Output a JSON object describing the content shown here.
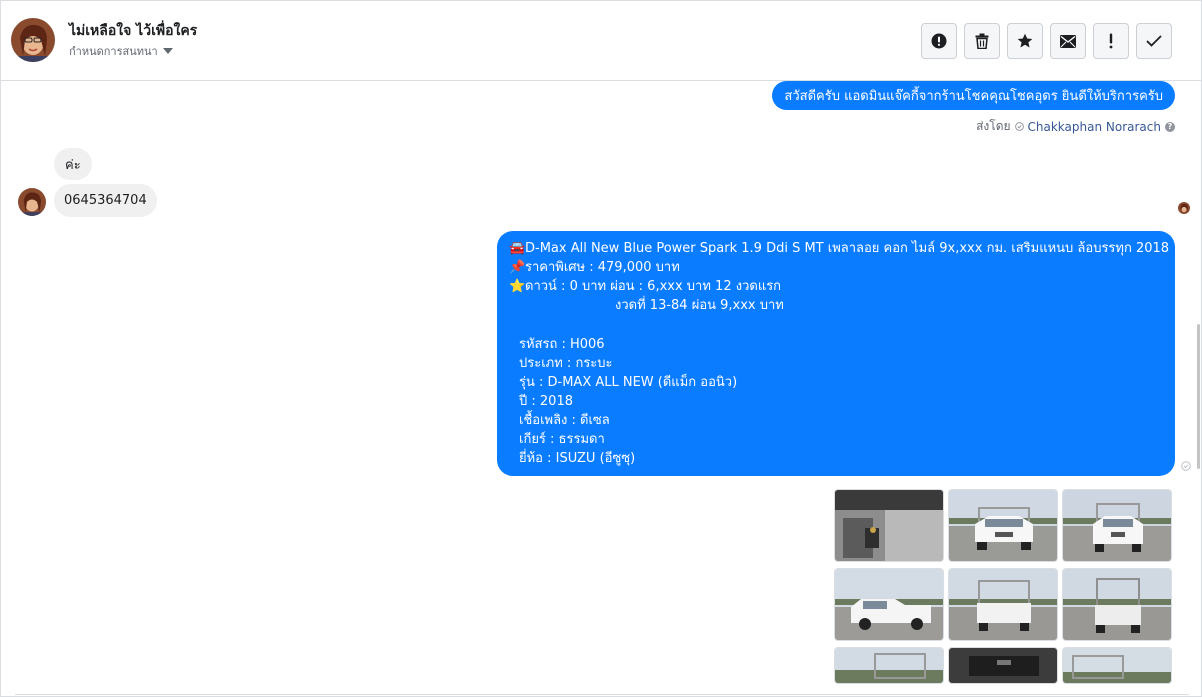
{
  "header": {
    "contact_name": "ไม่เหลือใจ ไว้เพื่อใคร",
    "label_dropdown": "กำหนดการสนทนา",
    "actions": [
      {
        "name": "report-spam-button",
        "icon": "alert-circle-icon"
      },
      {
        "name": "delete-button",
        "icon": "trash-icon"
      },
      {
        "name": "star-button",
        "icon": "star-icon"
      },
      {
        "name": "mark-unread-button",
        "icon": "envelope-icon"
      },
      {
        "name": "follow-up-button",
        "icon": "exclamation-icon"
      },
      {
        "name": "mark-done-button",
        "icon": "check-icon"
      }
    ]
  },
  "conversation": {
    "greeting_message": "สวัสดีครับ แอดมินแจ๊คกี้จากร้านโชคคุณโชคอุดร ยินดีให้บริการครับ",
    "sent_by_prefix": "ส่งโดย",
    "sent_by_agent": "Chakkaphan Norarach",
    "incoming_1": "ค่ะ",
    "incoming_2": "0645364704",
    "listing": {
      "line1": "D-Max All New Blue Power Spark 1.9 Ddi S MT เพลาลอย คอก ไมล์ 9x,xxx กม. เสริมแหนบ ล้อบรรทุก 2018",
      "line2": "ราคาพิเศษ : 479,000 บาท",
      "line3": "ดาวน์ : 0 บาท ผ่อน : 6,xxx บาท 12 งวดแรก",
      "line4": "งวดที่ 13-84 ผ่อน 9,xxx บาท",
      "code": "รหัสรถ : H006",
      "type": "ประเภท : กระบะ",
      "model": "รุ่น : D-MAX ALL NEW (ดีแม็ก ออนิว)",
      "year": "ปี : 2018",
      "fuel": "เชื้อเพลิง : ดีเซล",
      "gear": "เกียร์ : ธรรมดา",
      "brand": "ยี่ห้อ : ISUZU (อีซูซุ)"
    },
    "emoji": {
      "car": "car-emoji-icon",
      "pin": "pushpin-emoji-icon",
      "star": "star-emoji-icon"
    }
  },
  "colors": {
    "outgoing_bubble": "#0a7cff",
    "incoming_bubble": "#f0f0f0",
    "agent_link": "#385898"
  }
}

============

[TASK REQUIREMENTS]
Which lines above contain the word "mark"? Copy each of them.

[ANSWER BELOW]
        "name": "mark-unread-button",
        "name": "mark-done-button",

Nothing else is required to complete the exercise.